PROBLEM - Copy each line below exactly and leave the pictures out.
** begin SOURCE RECORDS **
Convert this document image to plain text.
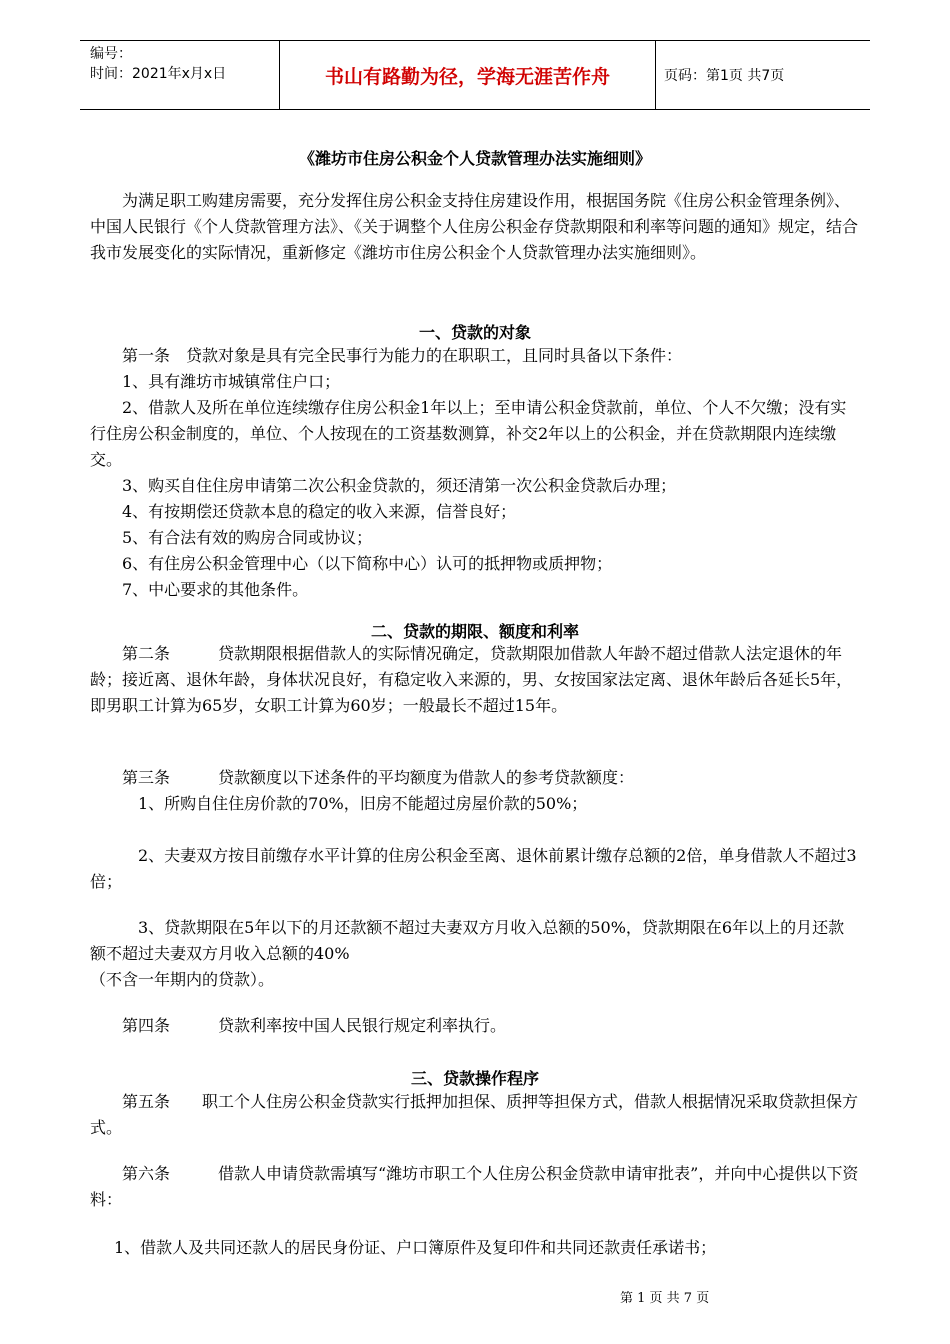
编号：
时间：2021年x月x日	书山有路勤为径，学海无涯苦作舟	页码：第1页 共7页
《潍坊市住房公积金个人贷款管理办法实施细则》

为满足职工购建房需要，充分发挥住房公积金支持住房建设作用，根据国务院《住房公积金管理条例》、中国人民银行《个人贷款管理方法》、《关于调整个人住房公积金存贷款期限和利率等问题的通知》规定，结合我市发展变化的实际情况，重新修定《潍坊市住房公积金个人贷款管理办法实施细则》。

一、贷款的对象

第一条　贷款对象是具有完全民事行为能力的在职职工，且同时具备以下条件：

1、具有潍坊市城镇常住户口；

2、借款人及所在单位连续缴存住房公积金1年以上；至申请公积金贷款前，单位、个人不欠缴；没有实行住房公积金制度的，单位、个人按现在的工资基数测算，补交2年以上的公积金，并在贷款期限内连续缴交。

3、购买自住住房申请第二次公积金贷款的，须还清第一次公积金贷款后办理；

4、有按期偿还贷款本息的稳定的收入来源，信誉良好；

5、有合法有效的购房合同或协议；

6、有住房公积金管理中心（以下简称中心）认可的抵押物或质押物；

7、中心要求的其他条件。

二、贷款的期限、额度和利率

第二条　　　贷款期限根据借款人的实际情况确定，贷款期限加借款人年龄不超过借款人法定退休的年龄；接近离、退休年龄，身体状况良好，有稳定收入来源的，男、女按国家法定离、退休年龄后各延长5年，即男职工计算为65岁，女职工计算为60岁；一般最长不超过15年。

第三条　　　贷款额度以下述条件的平均额度为借款人的参考贷款额度：

1、所购自住住房价款的70%，旧房不能超过房屋价款的50%；

2、夫妻双方按目前缴存水平计算的住房公积金至离、退休前累计缴存总额的2倍，单身借款人不超过3倍；

3、贷款期限在5年以下的月还款额不超过夫妻双方月收入总额的50%，贷款期限在6年以上的月还款额不超过夫妻双方月收入总额的40%

（不含一年期内的贷款）。

第四条　　　贷款利率按中国人民银行规定利率执行。

三、贷款操作程序

第五条　　职工个人住房公积金贷款实行抵押加担保、质押等担保方式，借款人根据情况采取贷款担保方式。

第六条　　　借款人申请贷款需填写“潍坊市职工个人住房公积金贷款申请审批表”，并向中心提供以下资料：

1、借款人及共同还款人的居民身份证、户口簿原件及复印件和共同还款责任承诺书；

第 1 页 共 7 页
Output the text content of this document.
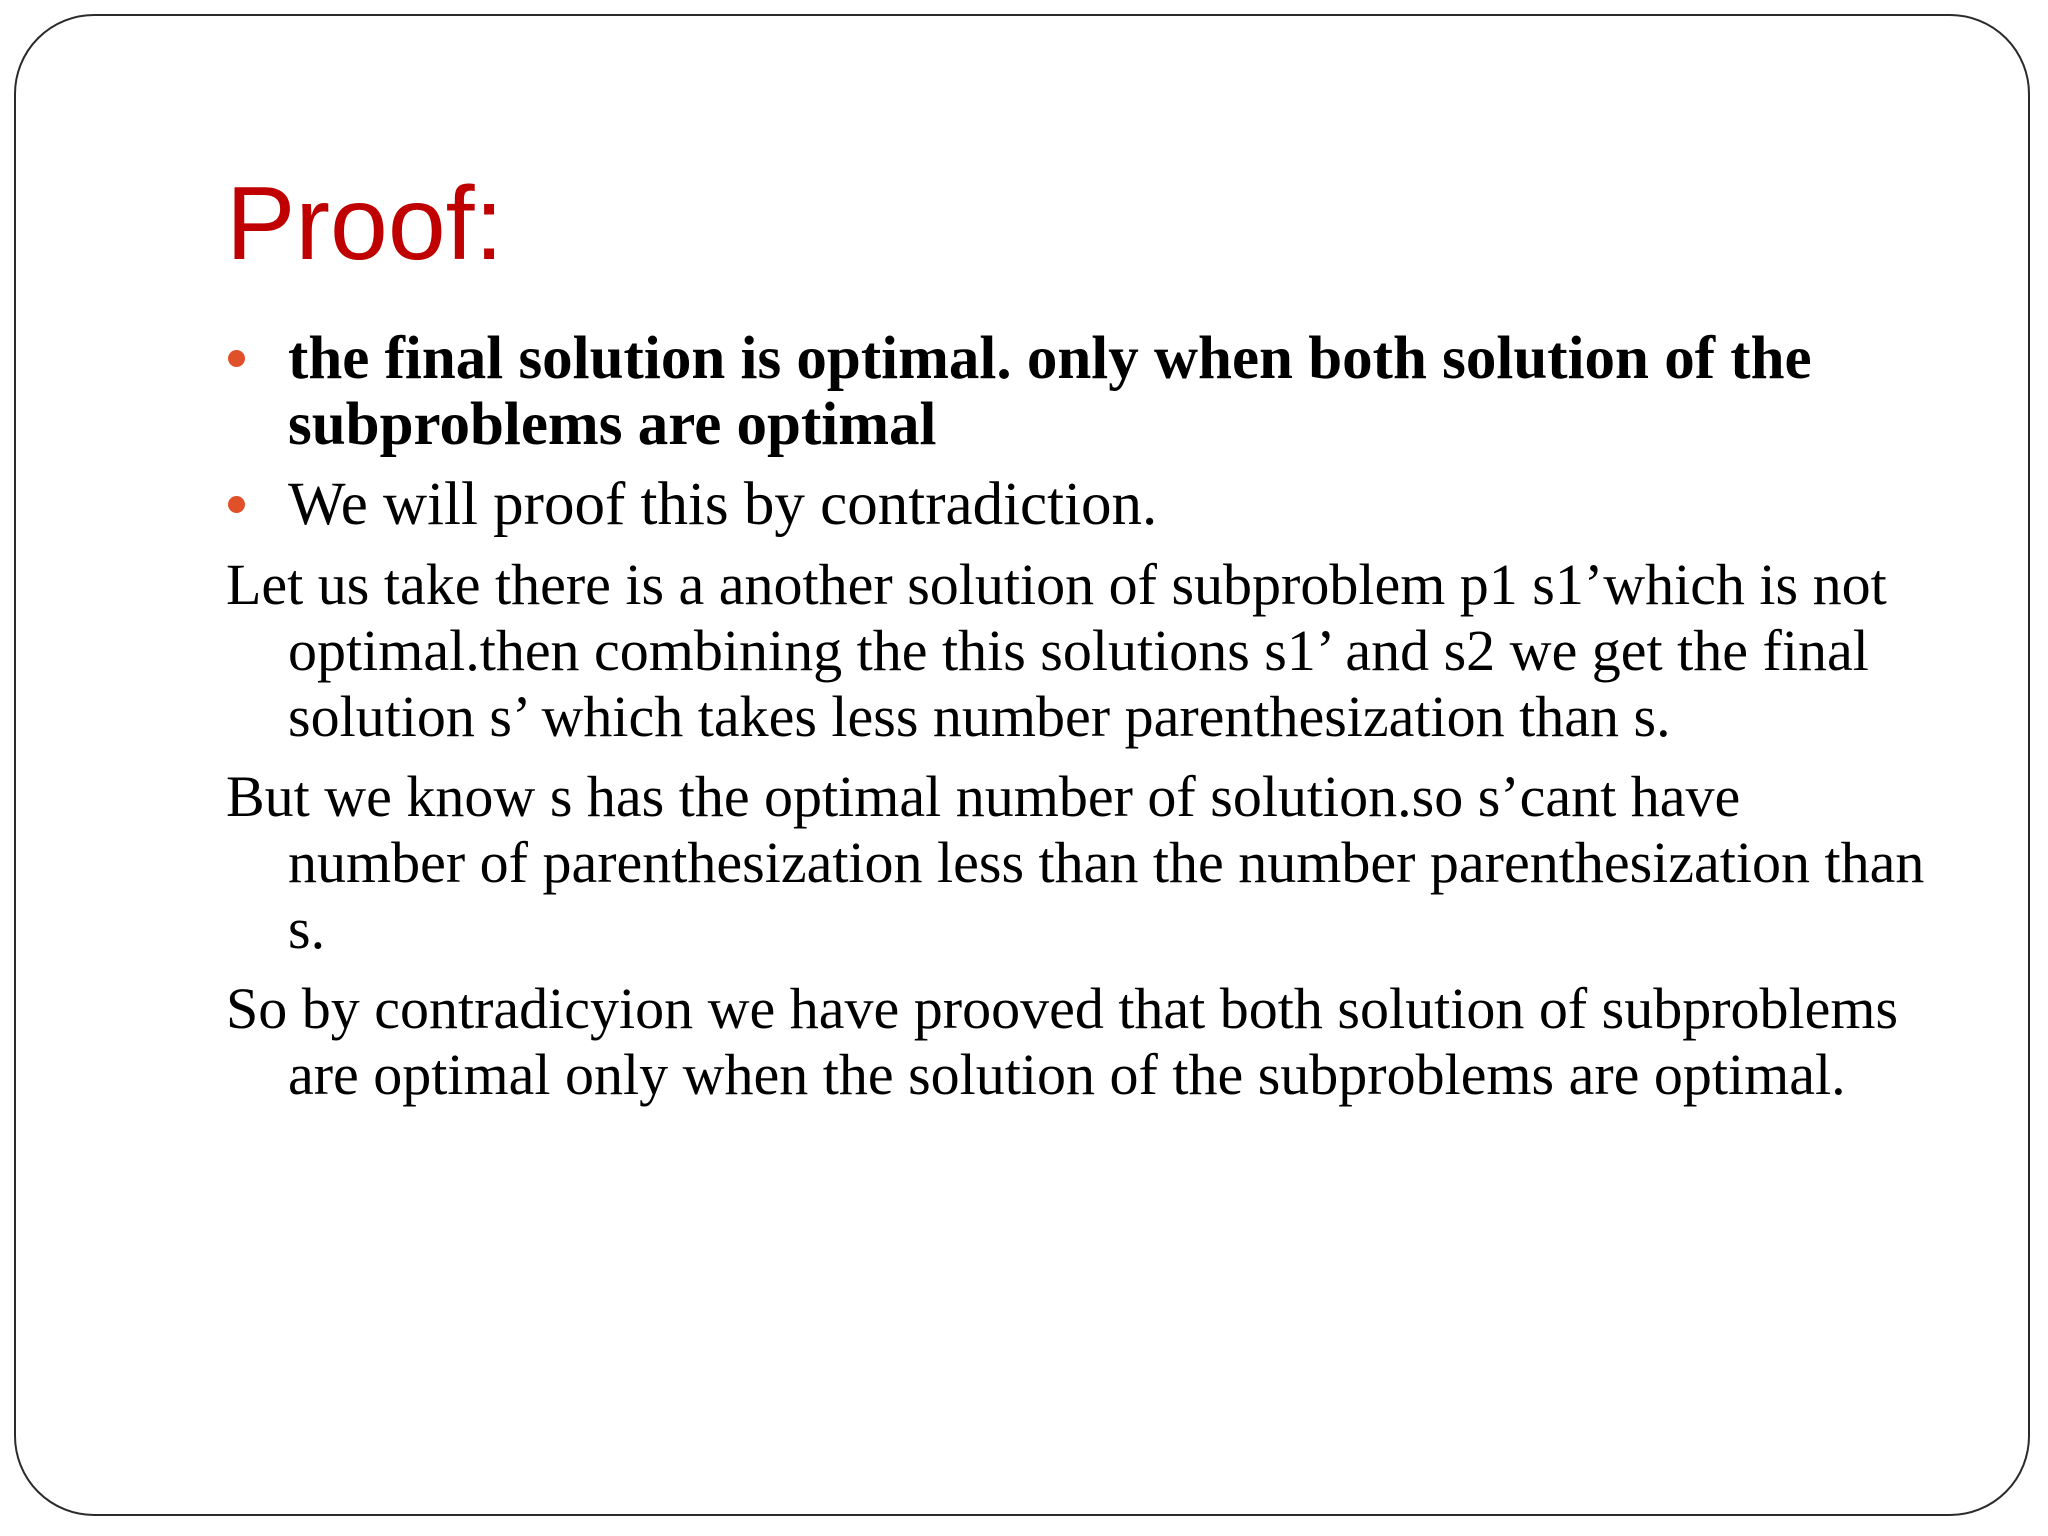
Proof:
the final solution is optimal. only when both solution of the subproblems are optimal
We will proof this by contradiction.
Let us take there is a another solution of subproblem p1 s1’which is not optimal.then combining the this solutions s1’ and s2 we get the final solution s’ which takes less number parenthesization than s.
But we know s has the optimal number of solution.so s’cant have number of parenthesization less than the number parenthesization than s.
So by contradicyion we have prooved that both solution of subproblems are optimal only when the solution of the subproblems are optimal.
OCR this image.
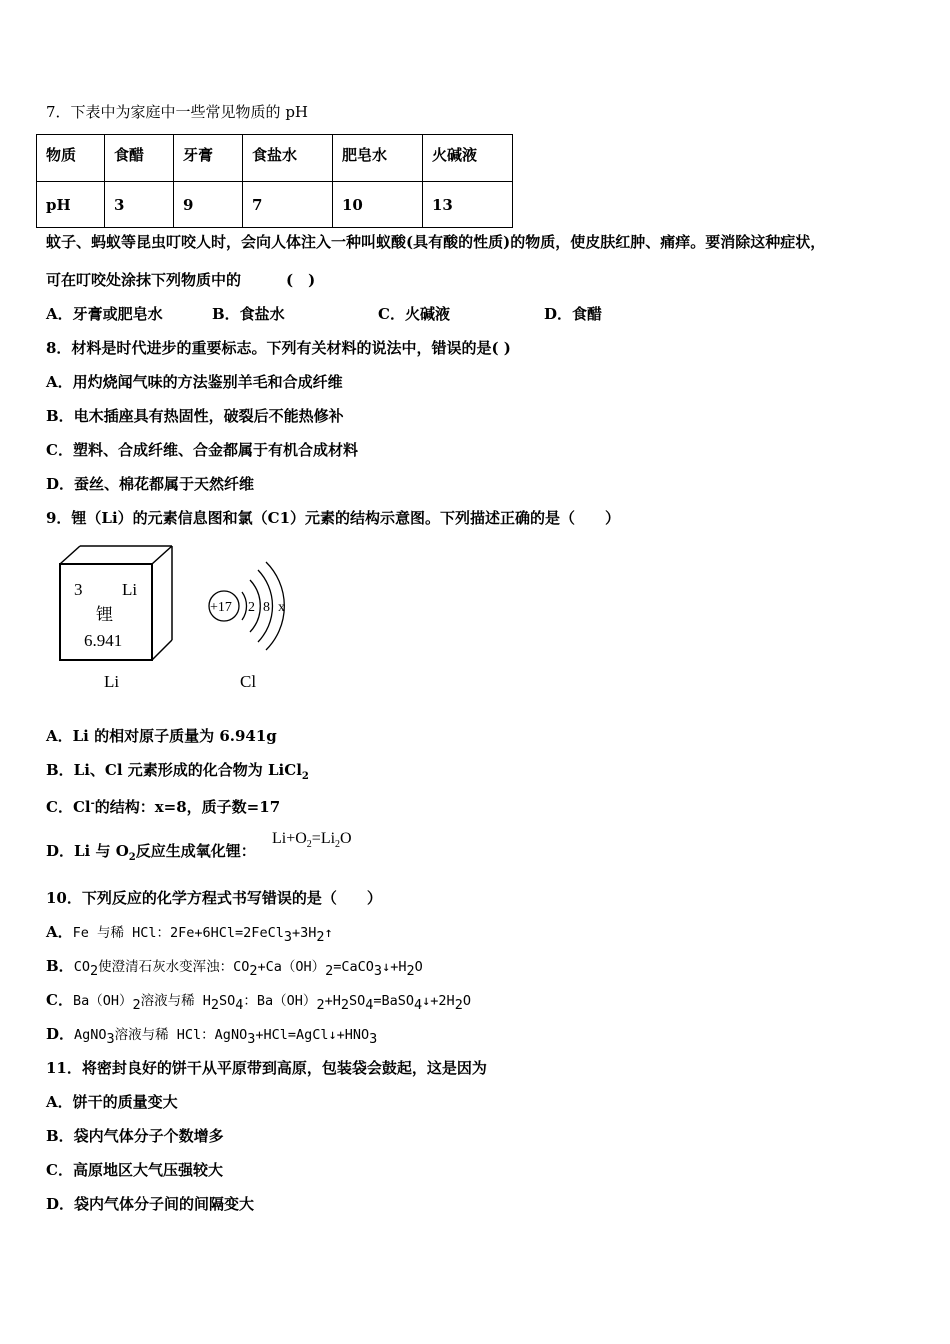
7．下表中为家庭中一些常见物质的 pH
物质	食醋	牙膏	食盐水	肥皂水	火碱液
pH	3	9	7	10	13
蚊子、蚂蚁等昆虫叮咬人时，会向人体注入一种叫蚁酸(具有酸的性质)的物质，使皮肤红肿、痛痒。要消除这种症状，
可在叮咬处涂抹下列物质中的　　　(　)
A．牙膏或肥皂水	B．食盐水	C．火碱液	D．食醋
8．材料是时代进步的重要标志。下列有关材料的说法中，错误的是( )
A．用灼烧闻气味的方法鉴别羊毛和合成纤维
B．电木插座具有热固性，破裂后不能热修补
C．塑料、合成纤维、合金都属于有机合成材料
D．蚕丝、棉花都属于天然纤维
9．锂（Li）的元素信息图和氯（C1）元素的结构示意图。下列描述正确的是（　　）
3 Li
锂
6.941
Li
+17 2 8 x
Cl
A．Li 的相对原子质量为 6.941g
B．Li、Cl 元素形成的化合物为 LiCl$_2$
C．Cl-的结构：x=8，质子数=17
D．Li 与 $O_2$反应生成氧化锂：
$Li+O_2=Li_2O$
10．下列反应的化学方程式书写错误的是（　　）
A．Fe 与稀 HCl：$2Fe+6HCl=2FeCl_3+3H_2↑$
B．$CO_2$使澄清石灰水变浑浊：$CO_2+Ca(OH)_2=CaCO_3↓+H_2O$
C．$Ba(OH)_2$溶液与稀 $H_2SO_4$：$Ba(OH)_2+H_2SO_4=BaSO_4↓+2H_2O$
D．AgNO$_3$溶液与稀 HCl：$AgNO_3+HCl=AgCl↓+HNO_3$
11．将密封良好的饼干从平原带到高原，包装袋会鼓起，这是因为
A．饼干的质量变大
B．袋内气体分子个数增多
C．高原地区大气压强较大
D．袋内气体分子间的间隔变大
** end SOURCE RECORDS **
RESULT OF THE EXERCISE -
Convert this document image to plain text.
编号：
时间：2021年x月x日	书山有路勤为径，学海无涯苦作舟	页码：第1页 共7页
《潍坊市住房公积金个人贷款管理办法实施细则》

为满足职工购建房需要，充分发挥住房公积金支持住房建设作用，根据国务院《住房公积金管理条例》、中国人民银行《个人贷款管理方法》、《关于调整个人住房公积金存贷款期限和利率等问题的通知》规定，结合我市发展变化的实际情况，重新修定《潍坊市住房公积金个人贷款管理办法实施细则》。

一、贷款的对象

第一条　贷款对象是具有完全民事行为能力的在职职工，且同时具备以下条件：

1、具有潍坊市城镇常住户口；

2、借款人及所在单位连续缴存住房公积金1年以上；至申请公积金贷款前，单位、个人不欠缴；没有实行住房公积金制度的，单位、个人按现在的工资基数测算，补交2年以上的公积金，并在贷款期限内连续缴交。

3、购买自住住房申请第二次公积金贷款的，须还清第一次公积金贷款后办理；

4、有按期偿还贷款本息的稳定的收入来源，信誉良好；

5、有合法有效的购房合同或协议；

6、有住房公积金管理中心（以下简称中心）认可的抵押物或质押物；

7、中心要求的其他条件。

二、贷款的期限、额度和利率

第二条　　　贷款期限根据借款人的实际情况确定，贷款期限加借款人年龄不超过借款人法定退休的年龄；接近离、退休年龄，身体状况良好，有稳定收入来源的，男、女按国家法定离、退休年龄后各延长5年，即男职工计算为65岁，女职工计算为60岁；一般最长不超过15年。

第三条　　　贷款额度以下述条件的平均额度为借款人的参考贷款额度：

1、所购自住住房价款的70%，旧房不能超过房屋价款的50%；

2、夫妻双方按目前缴存水平计算的住房公积金至离、退休前累计缴存总额的2倍，单身借款人不超过3倍；

3、贷款期限在5年以下的月还款额不超过夫妻双方月收入总额的50%，贷款期限在6年以上的月还款额不超过夫妻双方月收入总额的40%

（不含一年期内的贷款）。

第四条　　　贷款利率按中国人民银行规定利率执行。

三、贷款操作程序

第五条　　职工个人住房公积金贷款实行抵押加担保、质押等担保方式，借款人根据情况采取贷款担保方式。

第六条　　　借款人申请贷款需填写“潍坊市职工个人住房公积金贷款申请审批表”，并向中心提供以下资料：

1、借款人及共同还款人的居民身份证、户口簿原件及复印件和共同还款责任承诺书；

第 1 页 共 7 页
Output the text content of this document.
Proof:
the final solution is optimal. only when both solution of the subproblems are optimal
We will proof this by contradiction.
Let us take there is a another solution of subproblem p1 s1’which is not optimal.then combining the this solutions s1’ and s2 we get the final solution s’ which takes less number parenthesization than s.
But we know s has the optimal number of solution.so s’cant have number of parenthesization less than the number parenthesization than s.
So by contradicyion we have prooved that both solution of subproblems are optimal only when the solution of the subproblems are optimal.
OCR this image.
7．下表中为家庭中一些常见物质的 pH
物质	食醋	牙膏	食盐水	肥皂水	火碱液
pH	3	9	7	10	13
蚊子、蚂蚁等昆虫叮咬人时，会向人体注入一种叫蚁酸(具有酸的性质)的物质，使皮肤红肿、痛痒。要消除这种症状，
可在叮咬处涂抹下列物质中的　　　(　)
A．牙膏或肥皂水	B．食盐水	C．火碱液	D．食醋
8．材料是时代进步的重要标志。下列有关材料的说法中，错误的是( )
A．用灼烧闻气味的方法鉴别羊毛和合成纤维
B．电木插座具有热固性，破裂后不能热修补
C．塑料、合成纤维、合金都属于有机合成材料
D．蚕丝、棉花都属于天然纤维
9．锂（Li）的元素信息图和氯（C1）元素的结构示意图。下列描述正确的是（　　）
3 Li
锂
6.941
Li
+17 2 8 x
Cl
A．Li 的相对原子质量为 6.941g
B．Li、Cl 元素形成的化合物为 LiCl$_2$
C．Cl-的结构：x=8，质子数=17
D．Li 与 $O_2$反应生成氧化锂：
$Li+O_2=Li_2O$
10．下列反应的化学方程式书写错误的是（　　）
A．Fe 与稀 HCl：$2Fe+6HCl=2FeCl_3+3H_2↑$
B．$CO_2$使澄清石灰水变浑浊：$CO_2+Ca(OH)_2=CaCO_3↓+H_2O$
C．$Ba(OH)_2$溶液与稀 $H_2SO_4$：$Ba(OH)_2+H_2SO_4=BaSO_4↓+2H_2O$
D．AgNO$_3$溶液与稀 HCl：$AgNO_3+HCl=AgCl↓+HNO_3$
11．将密封良好的饼干从平原带到高原，包装袋会鼓起，这是因为
A．饼干的质量变大
B．袋内气体分子个数增多
C．高原地区大气压强较大
D．袋内气体分子间的间隔变大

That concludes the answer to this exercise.